Goal: Make an exact copy of each entry, leaving out every picture.
── Dataset excerpts
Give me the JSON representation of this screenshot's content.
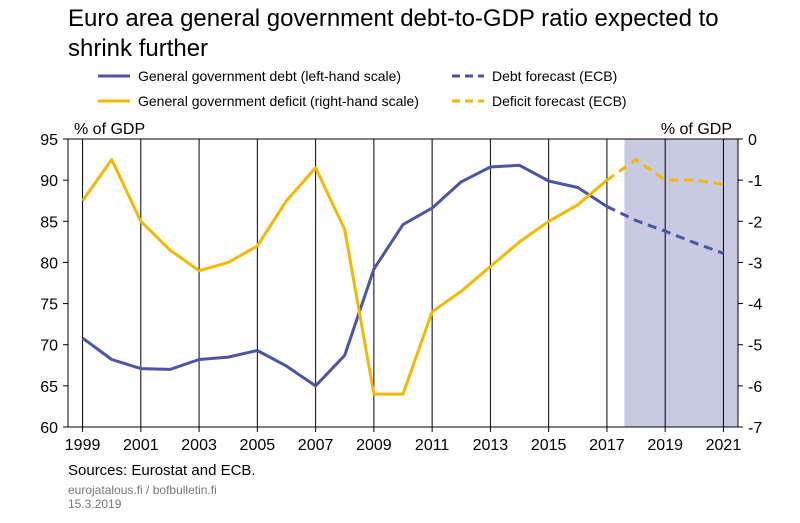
{
  "header": {
    "title": "Euro area general government debt-to-GDP ratio expected to shrink further"
  },
  "legend": [
    {
      "label": "General government debt (left-hand scale)",
      "color": "#4b55a3",
      "dashed": false
    },
    {
      "label": "Debt forecast (ECB)",
      "color": "#4b55a3",
      "dashed": true
    },
    {
      "label": "General government deficit (right-hand scale)",
      "color": "#f5b800",
      "dashed": false
    },
    {
      "label": "Deficit forecast (ECB)",
      "color": "#f5b800",
      "dashed": true
    }
  ],
  "chart_data": {
    "type": "line",
    "title": "Euro area general government debt-to-GDP ratio expected to shrink further",
    "xlim": [
      1998.5,
      2021.5
    ],
    "x_ticks": [
      1999,
      2001,
      2003,
      2005,
      2007,
      2009,
      2011,
      2013,
      2015,
      2017,
      2019,
      2021
    ],
    "ylabel_left": "% of GDP",
    "ylabel_right": "% of GDP",
    "ylim_left": [
      60,
      95
    ],
    "y_ticks_left": [
      60,
      65,
      70,
      75,
      80,
      85,
      90,
      95
    ],
    "ylim_right": [
      -7,
      0
    ],
    "y_ticks_right": [
      -7,
      -6,
      -5,
      -4,
      -3,
      -2,
      -1,
      0
    ],
    "forecast_region": [
      2017.6,
      2021.5
    ],
    "forecast_shade_color": "#c8c9e3",
    "grid": "vertical",
    "series": [
      {
        "name": "General government debt (left-hand scale)",
        "axis": "left",
        "color": "#4b55a3",
        "dashed": false,
        "x": [
          1999,
          2000,
          2001,
          2002,
          2003,
          2004,
          2005,
          2006,
          2007,
          2008,
          2009,
          2010,
          2011,
          2012,
          2013,
          2014,
          2015,
          2016,
          2017
        ],
        "y": [
          70.8,
          68.2,
          67.1,
          67.0,
          68.2,
          68.5,
          69.3,
          67.4,
          65.0,
          68.7,
          79.2,
          84.6,
          86.6,
          89.8,
          91.6,
          91.8,
          89.9,
          89.1,
          86.8
        ]
      },
      {
        "name": "Debt forecast (ECB)",
        "axis": "left",
        "color": "#4b55a3",
        "dashed": true,
        "x": [
          2017,
          2018,
          2019,
          2020,
          2021
        ],
        "y": [
          86.8,
          85.1,
          83.8,
          82.4,
          81.1
        ]
      },
      {
        "name": "General government deficit (right-hand scale)",
        "axis": "right",
        "color": "#f5b800",
        "dashed": false,
        "x": [
          1999,
          2000,
          2001,
          2002,
          2003,
          2004,
          2005,
          2006,
          2007,
          2008,
          2009,
          2010,
          2011,
          2012,
          2013,
          2014,
          2015,
          2016,
          2017
        ],
        "y": [
          -1.5,
          -0.5,
          -2.0,
          -2.7,
          -3.2,
          -3.0,
          -2.6,
          -1.5,
          -0.7,
          -2.2,
          -6.2,
          -6.2,
          -4.2,
          -3.7,
          -3.1,
          -2.5,
          -2.0,
          -1.6,
          -1.0
        ]
      },
      {
        "name": "Deficit forecast (ECB)",
        "axis": "right",
        "color": "#f5b800",
        "dashed": true,
        "x": [
          2017,
          2018,
          2019,
          2020,
          2021
        ],
        "y": [
          -1.0,
          -0.5,
          -1.0,
          -1.0,
          -1.1
        ]
      }
    ]
  },
  "footer": {
    "sources": "Sources: Eurostat and ECB.",
    "site": "eurojatalous.fi / bofbulletin.fi",
    "date": "15.3.2019"
  }
}
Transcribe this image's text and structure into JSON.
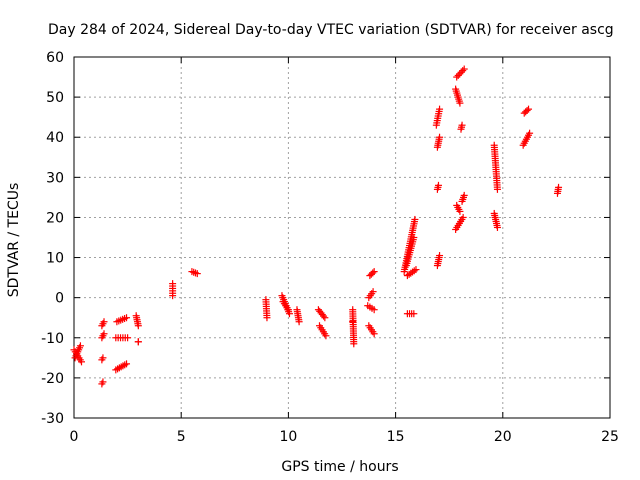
────
Solved problem:
Give me the JSON representation of this screenshot's content.
{
  "header": {
    "title": "Euro area general government debt-to-GDP ratio expected to shrink further"
  },
  "legend": [
    {
      "label": "General government debt (left-hand scale)",
      "color": "#4b55a3",
      "dashed": false
    },
    {
      "label": "Debt forecast (ECB)",
      "color": "#4b55a3",
      "dashed": true
    },
    {
      "label": "General government deficit (right-hand scale)",
      "color": "#f5b800",
      "dashed": false
    },
    {
      "label": "Deficit forecast (ECB)",
      "color": "#f5b800",
      "dashed": true
    }
  ],
  "chart_data": {
    "type": "line",
    "title": "Euro area general government debt-to-GDP ratio expected to shrink further",
    "xlim": [
      1998.5,
      2021.5
    ],
    "x_ticks": [
      1999,
      2001,
      2003,
      2005,
      2007,
      2009,
      2011,
      2013,
      2015,
      2017,
      2019,
      2021
    ],
    "ylabel_left": "% of GDP",
    "ylabel_right": "% of GDP",
    "ylim_left": [
      60,
      95
    ],
    "y_ticks_left": [
      60,
      65,
      70,
      75,
      80,
      85,
      90,
      95
    ],
    "ylim_right": [
      -7,
      0
    ],
    "y_ticks_right": [
      -7,
      -6,
      -5,
      -4,
      -3,
      -2,
      -1,
      0
    ],
    "forecast_region": [
      2017.6,
      2021.5
    ],
    "forecast_shade_color": "#c8c9e3",
    "grid": "vertical",
    "series": [
      {
        "name": "General government debt (left-hand scale)",
        "axis": "left",
        "color": "#4b55a3",
        "dashed": false,
        "x": [
          1999,
          2000,
          2001,
          2002,
          2003,
          2004,
          2005,
          2006,
          2007,
          2008,
          2009,
          2010,
          2011,
          2012,
          2013,
          2014,
          2015,
          2016,
          2017
        ],
        "y": [
          70.8,
          68.2,
          67.1,
          67.0,
          68.2,
          68.5,
          69.3,
          67.4,
          65.0,
          68.7,
          79.2,
          84.6,
          86.6,
          89.8,
          91.6,
          91.8,
          89.9,
          89.1,
          86.8
        ]
      },
      {
        "name": "Debt forecast (ECB)",
        "axis": "left",
        "color": "#4b55a3",
        "dashed": true,
        "x": [
          2017,
          2018,
          2019,
          2020,
          2021
        ],
        "y": [
          86.8,
          85.1,
          83.8,
          82.4,
          81.1
        ]
      },
      {
        "name": "General government deficit (right-hand scale)",
        "axis": "right",
        "color": "#f5b800",
        "dashed": false,
        "x": [
          1999,
          2000,
          2001,
          2002,
          2003,
          2004,
          2005,
          2006,
          2007,
          2008,
          2009,
          2010,
          2011,
          2012,
          2013,
          2014,
          2015,
          2016,
          2017
        ],
        "y": [
          -1.5,
          -0.5,
          -2.0,
          -2.7,
          -3.2,
          -3.0,
          -2.6,
          -1.5,
          -0.7,
          -2.2,
          -6.2,
          -6.2,
          -4.2,
          -3.7,
          -3.1,
          -2.5,
          -2.0,
          -1.6,
          -1.0
        ]
      },
      {
        "name": "Deficit forecast (ECB)",
        "axis": "right",
        "color": "#f5b800",
        "dashed": true,
        "x": [
          2017,
          2018,
          2019,
          2020,
          2021
        ],
        "y": [
          -1.0,
          -0.5,
          -1.0,
          -1.0,
          -1.1
        ]
      }
    ]
  },
  "footer": {
    "sources": "Sources: Eurostat and ECB.",
    "site": "eurojatalous.fi / bofbulletin.fi",
    "date": "15.3.2019"
  }
}
Transcribe this image's text and structure into JSON.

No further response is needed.